§ Objective
Search the listing below for the string "icon" and show each line that contains it.

§ Input rows
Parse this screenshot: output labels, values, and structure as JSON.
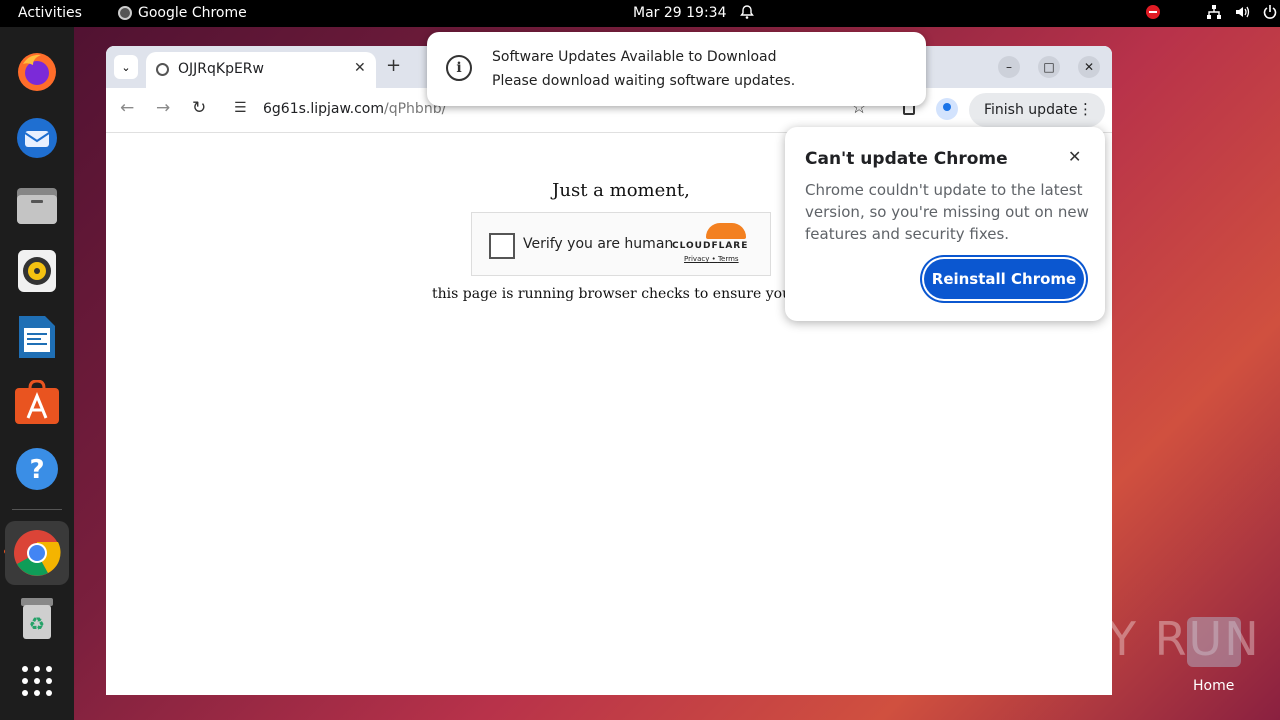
{
  "topbar": {
    "activities": "Activities",
    "app_name": "Google Chrome",
    "clock": "Mar 29  19:34"
  },
  "dock": {
    "items": [
      "firefox-icon",
      "thunderbird-icon",
      "files-icon",
      "rhythmbox-icon",
      "writer-icon",
      "app-center-icon",
      "help-icon",
      "chrome-icon",
      "trash-icon",
      "show-apps-icon"
    ]
  },
  "browser": {
    "tab_title": "OJJRqKpERw",
    "url_host": "6g61s.lipjaw.com",
    "url_path": "/qPhbnb/",
    "finish_update": "Finish update"
  },
  "page": {
    "heading": "Just a moment,",
    "verify_label": "Verify you are human",
    "cloudflare": "CLOUDFLARE",
    "privacy": "Privacy",
    "terms": "Terms",
    "subtext": "this page is running browser checks to ensure your secu"
  },
  "notification": {
    "title": "Software Updates Available to Download",
    "body": "Please download waiting software updates."
  },
  "popup": {
    "title": "Can't update Chrome",
    "body": "Chrome couldn't update to the latest version, so you're missing out on new features and security fixes.",
    "button": "Reinstall Chrome"
  },
  "desktop": {
    "watermark": "ANY RUN",
    "home_label": "Home"
  }
}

§ Exercise response
      "firefox-icon",
      "thunderbird-icon",
      "files-icon",
      "rhythmbox-icon",
      "writer-icon",
      "app-center-icon",
      "help-icon",
      "chrome-icon",
      "trash-icon",
      "show-apps-icon"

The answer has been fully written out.